→ **EXCERPTED DATA**:
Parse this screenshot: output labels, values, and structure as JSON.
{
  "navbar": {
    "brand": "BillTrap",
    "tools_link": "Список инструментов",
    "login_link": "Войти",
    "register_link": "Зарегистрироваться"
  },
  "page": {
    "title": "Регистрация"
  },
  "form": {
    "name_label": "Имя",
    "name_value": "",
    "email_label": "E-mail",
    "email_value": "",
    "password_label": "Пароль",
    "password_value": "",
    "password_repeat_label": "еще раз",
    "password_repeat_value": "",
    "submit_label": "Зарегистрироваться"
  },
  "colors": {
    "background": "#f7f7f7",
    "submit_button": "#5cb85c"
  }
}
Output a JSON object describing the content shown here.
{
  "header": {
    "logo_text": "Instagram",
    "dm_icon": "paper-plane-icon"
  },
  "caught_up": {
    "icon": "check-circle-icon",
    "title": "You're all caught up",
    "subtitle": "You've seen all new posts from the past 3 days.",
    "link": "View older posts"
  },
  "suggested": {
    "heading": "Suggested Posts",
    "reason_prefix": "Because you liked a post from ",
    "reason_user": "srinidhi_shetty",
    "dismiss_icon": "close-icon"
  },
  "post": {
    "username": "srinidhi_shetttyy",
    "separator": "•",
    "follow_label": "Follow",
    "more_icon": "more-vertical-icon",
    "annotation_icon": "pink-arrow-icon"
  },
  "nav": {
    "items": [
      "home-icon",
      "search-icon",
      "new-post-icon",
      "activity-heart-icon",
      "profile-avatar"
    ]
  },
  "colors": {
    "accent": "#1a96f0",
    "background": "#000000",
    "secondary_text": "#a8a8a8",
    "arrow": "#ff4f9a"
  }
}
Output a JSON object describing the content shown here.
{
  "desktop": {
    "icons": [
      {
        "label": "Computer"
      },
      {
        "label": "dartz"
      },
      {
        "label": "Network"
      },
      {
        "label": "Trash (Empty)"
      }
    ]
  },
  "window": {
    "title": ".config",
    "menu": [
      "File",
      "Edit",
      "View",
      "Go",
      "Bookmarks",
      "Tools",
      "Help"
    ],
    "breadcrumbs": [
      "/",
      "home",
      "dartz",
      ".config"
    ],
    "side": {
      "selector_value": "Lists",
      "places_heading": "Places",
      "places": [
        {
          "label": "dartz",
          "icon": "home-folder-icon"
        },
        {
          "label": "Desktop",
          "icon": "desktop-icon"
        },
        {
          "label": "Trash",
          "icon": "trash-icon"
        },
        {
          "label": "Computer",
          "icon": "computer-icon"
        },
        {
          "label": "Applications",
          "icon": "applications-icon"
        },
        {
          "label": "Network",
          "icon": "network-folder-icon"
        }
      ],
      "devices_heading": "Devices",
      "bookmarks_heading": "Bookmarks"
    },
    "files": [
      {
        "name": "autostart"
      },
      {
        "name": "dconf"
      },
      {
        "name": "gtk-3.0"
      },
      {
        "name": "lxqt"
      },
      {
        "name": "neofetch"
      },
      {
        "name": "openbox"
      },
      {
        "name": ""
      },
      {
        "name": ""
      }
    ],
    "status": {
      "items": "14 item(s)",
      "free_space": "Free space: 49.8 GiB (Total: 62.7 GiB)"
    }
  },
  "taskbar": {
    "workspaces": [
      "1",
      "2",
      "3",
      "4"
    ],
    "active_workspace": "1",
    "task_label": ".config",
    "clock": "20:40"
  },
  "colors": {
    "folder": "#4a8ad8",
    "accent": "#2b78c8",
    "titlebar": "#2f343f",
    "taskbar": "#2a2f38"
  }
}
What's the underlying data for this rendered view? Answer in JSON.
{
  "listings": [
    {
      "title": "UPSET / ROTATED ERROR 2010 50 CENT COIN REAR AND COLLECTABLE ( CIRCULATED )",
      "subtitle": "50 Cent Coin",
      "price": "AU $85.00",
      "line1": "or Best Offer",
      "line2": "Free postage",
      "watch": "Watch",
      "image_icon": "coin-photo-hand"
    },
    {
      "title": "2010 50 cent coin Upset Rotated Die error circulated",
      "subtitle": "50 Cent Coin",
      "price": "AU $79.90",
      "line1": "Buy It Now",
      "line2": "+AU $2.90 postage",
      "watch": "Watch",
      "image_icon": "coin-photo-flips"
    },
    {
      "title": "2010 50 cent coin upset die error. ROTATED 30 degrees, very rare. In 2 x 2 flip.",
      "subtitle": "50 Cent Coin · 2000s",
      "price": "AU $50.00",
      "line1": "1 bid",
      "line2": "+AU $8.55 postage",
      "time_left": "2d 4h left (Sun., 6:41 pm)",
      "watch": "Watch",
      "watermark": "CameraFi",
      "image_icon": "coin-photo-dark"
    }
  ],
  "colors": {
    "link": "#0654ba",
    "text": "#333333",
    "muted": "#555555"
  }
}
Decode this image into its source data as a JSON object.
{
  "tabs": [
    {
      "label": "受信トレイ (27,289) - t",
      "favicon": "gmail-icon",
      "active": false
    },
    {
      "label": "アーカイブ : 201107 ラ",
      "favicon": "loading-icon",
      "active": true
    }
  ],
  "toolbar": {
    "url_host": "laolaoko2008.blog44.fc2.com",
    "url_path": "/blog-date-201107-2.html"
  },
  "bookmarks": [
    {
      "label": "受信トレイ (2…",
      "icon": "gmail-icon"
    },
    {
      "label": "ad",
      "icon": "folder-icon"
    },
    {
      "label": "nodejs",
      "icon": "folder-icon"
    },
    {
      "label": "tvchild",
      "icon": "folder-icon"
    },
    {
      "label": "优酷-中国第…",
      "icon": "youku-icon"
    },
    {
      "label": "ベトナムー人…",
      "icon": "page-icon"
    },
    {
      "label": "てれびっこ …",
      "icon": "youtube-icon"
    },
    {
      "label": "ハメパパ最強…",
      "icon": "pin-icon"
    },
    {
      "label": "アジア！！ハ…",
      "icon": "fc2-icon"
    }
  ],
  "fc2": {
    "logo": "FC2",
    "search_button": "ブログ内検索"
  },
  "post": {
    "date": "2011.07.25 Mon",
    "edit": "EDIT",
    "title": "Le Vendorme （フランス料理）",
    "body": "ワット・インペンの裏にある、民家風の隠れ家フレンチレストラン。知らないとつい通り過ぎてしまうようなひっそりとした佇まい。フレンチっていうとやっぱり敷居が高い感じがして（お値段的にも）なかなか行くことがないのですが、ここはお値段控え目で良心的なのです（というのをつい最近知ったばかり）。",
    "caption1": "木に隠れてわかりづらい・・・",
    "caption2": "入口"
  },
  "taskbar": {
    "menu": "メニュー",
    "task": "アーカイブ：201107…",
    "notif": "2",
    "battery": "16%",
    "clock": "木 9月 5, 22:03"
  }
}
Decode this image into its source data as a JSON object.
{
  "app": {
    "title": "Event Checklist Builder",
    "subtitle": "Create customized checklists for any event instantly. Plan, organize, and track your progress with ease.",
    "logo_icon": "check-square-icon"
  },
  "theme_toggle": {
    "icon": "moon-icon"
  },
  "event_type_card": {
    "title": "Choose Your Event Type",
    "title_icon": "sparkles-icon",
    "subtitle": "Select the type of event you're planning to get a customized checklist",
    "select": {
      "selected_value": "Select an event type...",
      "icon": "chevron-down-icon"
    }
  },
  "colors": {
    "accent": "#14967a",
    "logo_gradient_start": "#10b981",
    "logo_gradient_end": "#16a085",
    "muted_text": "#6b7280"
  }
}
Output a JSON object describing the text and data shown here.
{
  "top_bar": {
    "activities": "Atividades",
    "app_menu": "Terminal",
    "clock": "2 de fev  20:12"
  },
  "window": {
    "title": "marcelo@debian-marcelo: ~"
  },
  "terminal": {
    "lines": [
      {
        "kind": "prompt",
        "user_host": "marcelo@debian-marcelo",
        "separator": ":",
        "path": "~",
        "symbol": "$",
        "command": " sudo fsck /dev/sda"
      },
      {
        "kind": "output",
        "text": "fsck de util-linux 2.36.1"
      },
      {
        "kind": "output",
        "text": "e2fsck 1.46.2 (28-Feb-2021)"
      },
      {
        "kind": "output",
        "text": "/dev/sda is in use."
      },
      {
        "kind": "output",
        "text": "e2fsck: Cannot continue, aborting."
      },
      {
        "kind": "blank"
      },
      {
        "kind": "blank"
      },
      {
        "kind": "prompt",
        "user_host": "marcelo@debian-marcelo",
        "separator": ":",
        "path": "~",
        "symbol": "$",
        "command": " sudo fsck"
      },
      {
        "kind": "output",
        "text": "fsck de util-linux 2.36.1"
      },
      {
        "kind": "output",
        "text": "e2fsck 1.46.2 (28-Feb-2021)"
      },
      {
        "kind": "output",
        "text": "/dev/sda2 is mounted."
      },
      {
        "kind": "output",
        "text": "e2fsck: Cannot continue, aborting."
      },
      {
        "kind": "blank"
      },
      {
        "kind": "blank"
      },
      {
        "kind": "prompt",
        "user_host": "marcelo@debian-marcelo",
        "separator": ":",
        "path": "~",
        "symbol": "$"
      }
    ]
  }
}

→ **WRITTEN REQUEST**: Lines from the records above that hold "command" are the ones to list.

→ **EXERCISE RESULT**:
        "command": " sudo fsck /dev/sda"
        "command": " sudo fsck"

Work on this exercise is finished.